* _TO BE DONE_
Copy out the entries below in full and exactly.

━━━━━ INPUT MATERIAL

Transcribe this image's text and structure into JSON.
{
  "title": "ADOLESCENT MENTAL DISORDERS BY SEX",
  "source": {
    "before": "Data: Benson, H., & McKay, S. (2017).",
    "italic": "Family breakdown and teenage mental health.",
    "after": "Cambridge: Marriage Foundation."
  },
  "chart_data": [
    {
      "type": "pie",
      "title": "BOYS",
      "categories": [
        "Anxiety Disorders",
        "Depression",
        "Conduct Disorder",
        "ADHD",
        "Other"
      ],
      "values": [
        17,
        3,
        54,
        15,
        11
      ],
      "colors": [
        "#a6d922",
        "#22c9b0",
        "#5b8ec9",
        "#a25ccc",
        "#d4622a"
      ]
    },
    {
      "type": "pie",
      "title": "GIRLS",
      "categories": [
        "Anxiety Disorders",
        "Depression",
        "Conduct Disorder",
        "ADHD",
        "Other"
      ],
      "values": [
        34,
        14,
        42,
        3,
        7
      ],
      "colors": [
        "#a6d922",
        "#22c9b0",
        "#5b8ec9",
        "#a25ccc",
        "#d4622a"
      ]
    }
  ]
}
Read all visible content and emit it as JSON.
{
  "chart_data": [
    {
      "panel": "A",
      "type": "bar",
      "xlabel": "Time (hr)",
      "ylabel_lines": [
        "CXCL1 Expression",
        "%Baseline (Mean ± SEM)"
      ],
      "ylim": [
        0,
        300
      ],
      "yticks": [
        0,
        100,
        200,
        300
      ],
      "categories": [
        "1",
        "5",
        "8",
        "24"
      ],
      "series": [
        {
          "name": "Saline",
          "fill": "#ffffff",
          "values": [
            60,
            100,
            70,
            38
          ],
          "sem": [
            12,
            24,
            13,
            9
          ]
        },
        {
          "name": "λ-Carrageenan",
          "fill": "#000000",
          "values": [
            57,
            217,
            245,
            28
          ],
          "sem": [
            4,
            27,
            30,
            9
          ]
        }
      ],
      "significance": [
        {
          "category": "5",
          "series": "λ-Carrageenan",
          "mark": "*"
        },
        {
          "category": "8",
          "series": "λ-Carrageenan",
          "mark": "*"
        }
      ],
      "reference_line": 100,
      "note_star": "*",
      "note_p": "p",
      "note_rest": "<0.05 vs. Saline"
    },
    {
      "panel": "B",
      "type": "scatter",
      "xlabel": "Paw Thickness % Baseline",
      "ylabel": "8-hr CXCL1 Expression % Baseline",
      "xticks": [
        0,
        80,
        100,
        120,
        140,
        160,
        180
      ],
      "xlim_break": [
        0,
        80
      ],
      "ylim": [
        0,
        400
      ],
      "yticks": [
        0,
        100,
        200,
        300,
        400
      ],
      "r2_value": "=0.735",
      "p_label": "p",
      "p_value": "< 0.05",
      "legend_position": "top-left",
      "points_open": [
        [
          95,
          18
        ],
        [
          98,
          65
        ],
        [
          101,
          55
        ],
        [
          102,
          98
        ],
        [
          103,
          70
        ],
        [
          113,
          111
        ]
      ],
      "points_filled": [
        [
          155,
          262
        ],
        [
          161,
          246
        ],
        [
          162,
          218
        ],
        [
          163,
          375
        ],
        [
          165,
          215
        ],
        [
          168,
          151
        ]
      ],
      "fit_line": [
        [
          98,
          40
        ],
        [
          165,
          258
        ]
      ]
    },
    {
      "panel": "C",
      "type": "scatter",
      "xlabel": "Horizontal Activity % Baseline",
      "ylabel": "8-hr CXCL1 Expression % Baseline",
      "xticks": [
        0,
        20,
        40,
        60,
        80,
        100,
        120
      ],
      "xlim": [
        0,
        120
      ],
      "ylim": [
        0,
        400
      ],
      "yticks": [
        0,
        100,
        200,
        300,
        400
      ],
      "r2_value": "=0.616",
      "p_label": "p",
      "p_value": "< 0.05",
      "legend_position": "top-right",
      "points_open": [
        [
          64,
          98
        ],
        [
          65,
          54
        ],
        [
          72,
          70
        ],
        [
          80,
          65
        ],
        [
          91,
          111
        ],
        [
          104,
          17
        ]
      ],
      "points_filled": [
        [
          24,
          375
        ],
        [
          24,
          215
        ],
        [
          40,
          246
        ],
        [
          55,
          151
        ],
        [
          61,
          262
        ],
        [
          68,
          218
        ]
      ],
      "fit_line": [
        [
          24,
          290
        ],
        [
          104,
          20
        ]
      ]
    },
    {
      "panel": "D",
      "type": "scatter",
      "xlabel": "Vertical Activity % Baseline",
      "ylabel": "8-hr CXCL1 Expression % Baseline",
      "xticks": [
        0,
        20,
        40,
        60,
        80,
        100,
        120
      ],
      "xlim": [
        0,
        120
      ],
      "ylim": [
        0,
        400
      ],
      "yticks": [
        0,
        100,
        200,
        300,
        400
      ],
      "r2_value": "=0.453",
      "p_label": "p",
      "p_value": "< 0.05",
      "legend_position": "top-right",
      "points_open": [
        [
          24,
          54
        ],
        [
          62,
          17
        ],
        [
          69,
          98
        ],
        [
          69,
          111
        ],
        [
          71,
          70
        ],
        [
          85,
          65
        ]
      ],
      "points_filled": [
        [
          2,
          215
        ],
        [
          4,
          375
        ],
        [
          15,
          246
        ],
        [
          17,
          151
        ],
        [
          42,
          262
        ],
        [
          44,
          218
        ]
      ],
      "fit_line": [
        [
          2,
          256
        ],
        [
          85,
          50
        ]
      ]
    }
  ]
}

━━━━━━━━━━

* _PROBLEM SOLUTION_
Transcribe this image's text and structure into JSON.
{
  "title": "ADOLESCENT MENTAL DISORDERS BY SEX",
  "source": {
    "before": "Data: Benson, H., & McKay, S. (2017).",
    "italic": "Family breakdown and teenage mental health.",
    "after": "Cambridge: Marriage Foundation."
  },
  "chart_data": [
    {
      "type": "pie",
      "title": "BOYS",
      "categories": [
        "Anxiety Disorders",
        "Depression",
        "Conduct Disorder",
        "ADHD",
        "Other"
      ],
      "values": [
        17,
        3,
        54,
        15,
        11
      ],
      "colors": [
        "#a6d922",
        "#22c9b0",
        "#5b8ec9",
        "#a25ccc",
        "#d4622a"
      ]
    },
    {
      "type": "pie",
      "title": "GIRLS",
      "categories": [
        "Anxiety Disorders",
        "Depression",
        "Conduct Disorder",
        "ADHD",
        "Other"
      ],
      "values": [
        34,
        14,
        42,
        3,
        7
      ],
      "colors": [
        "#a6d922",
        "#22c9b0",
        "#5b8ec9",
        "#a25ccc",
        "#d4622a"
      ]
    }
  ]
}
Read all visible content and emit it as JSON.
{
  "chart_data": [
    {
      "panel": "A",
      "type": "bar",
      "xlabel": "Time (hr)",
      "ylabel_lines": [
        "CXCL1 Expression",
        "%Baseline (Mean ± SEM)"
      ],
      "ylim": [
        0,
        300
      ],
      "yticks": [
        0,
        100,
        200,
        300
      ],
      "categories": [
        "1",
        "5",
        "8",
        "24"
      ],
      "series": [
        {
          "name": "Saline",
          "fill": "#ffffff",
          "values": [
            60,
            100,
            70,
            38
          ],
          "sem": [
            12,
            24,
            13,
            9
          ]
        },
        {
          "name": "λ-Carrageenan",
          "fill": "#000000",
          "values": [
            57,
            217,
            245,
            28
          ],
          "sem": [
            4,
            27,
            30,
            9
          ]
        }
      ],
      "significance": [
        {
          "category": "5",
          "series": "λ-Carrageenan",
          "mark": "*"
        },
        {
          "category": "8",
          "series": "λ-Carrageenan",
          "mark": "*"
        }
      ],
      "reference_line": 100,
      "note_star": "*",
      "note_p": "p",
      "note_rest": "<0.05 vs. Saline"
    },
    {
      "panel": "B",
      "type": "scatter",
      "xlabel": "Paw Thickness % Baseline",
      "ylabel": "8-hr CXCL1 Expression % Baseline",
      "xticks": [
        0,
        80,
        100,
        120,
        140,
        160,
        180
      ],
      "xlim_break": [
        0,
        80
      ],
      "ylim": [
        0,
        400
      ],
      "yticks": [
        0,
        100,
        200,
        300,
        400
      ],
      "r2_value": "=0.735",
      "p_label": "p",
      "p_value": "< 0.05",
      "legend_position": "top-left",
      "points_open": [
        [
          95,
          18
        ],
        [
          98,
          65
        ],
        [
          101,
          55
        ],
        [
          102,
          98
        ],
        [
          103,
          70
        ],
        [
          113,
          111
        ]
      ],
      "points_filled": [
        [
          155,
          262
        ],
        [
          161,
          246
        ],
        [
          162,
          218
        ],
        [
          163,
          375
        ],
        [
          165,
          215
        ],
        [
          168,
          151
        ]
      ],
      "fit_line": [
        [
          98,
          40
        ],
        [
          165,
          258
        ]
      ]
    },
    {
      "panel": "C",
      "type": "scatter",
      "xlabel": "Horizontal Activity % Baseline",
      "ylabel": "8-hr CXCL1 Expression % Baseline",
      "xticks": [
        0,
        20,
        40,
        60,
        80,
        100,
        120
      ],
      "xlim": [
        0,
        120
      ],
      "ylim": [
        0,
        400
      ],
      "yticks": [
        0,
        100,
        200,
        300,
        400
      ],
      "r2_value": "=0.616",
      "p_label": "p",
      "p_value": "< 0.05",
      "legend_position": "top-right",
      "points_open": [
        [
          64,
          98
        ],
        [
          65,
          54
        ],
        [
          72,
          70
        ],
        [
          80,
          65
        ],
        [
          91,
          111
        ],
        [
          104,
          17
        ]
      ],
      "points_filled": [
        [
          24,
          375
        ],
        [
          24,
          215
        ],
        [
          40,
          246
        ],
        [
          55,
          151
        ],
        [
          61,
          262
        ],
        [
          68,
          218
        ]
      ],
      "fit_line": [
        [
          24,
          290
        ],
        [
          104,
          20
        ]
      ]
    },
    {
      "panel": "D",
      "type": "scatter",
      "xlabel": "Vertical Activity % Baseline",
      "ylabel": "8-hr CXCL1 Expression % Baseline",
      "xticks": [
        0,
        20,
        40,
        60,
        80,
        100,
        120
      ],
      "xlim": [
        0,
        120
      ],
      "ylim": [
        0,
        400
      ],
      "yticks": [
        0,
        100,
        200,
        300,
        400
      ],
      "r2_value": "=0.453",
      "p_label": "p",
      "p_value": "< 0.05",
      "legend_position": "top-right",
      "points_open": [
        [
          24,
          54
        ],
        [
          62,
          17
        ],
        [
          69,
          98
        ],
        [
          69,
          111
        ],
        [
          71,
          70
        ],
        [
          85,
          65
        ]
      ],
      "points_filled": [
        [
          2,
          215
        ],
        [
          4,
          375
        ],
        [
          15,
          246
        ],
        [
          17,
          151
        ],
        [
          42,
          262
        ],
        [
          44,
          218
        ]
      ],
      "fit_line": [
        [
          2,
          256
        ],
        [
          85,
          50
        ]
      ]
    }
  ]
}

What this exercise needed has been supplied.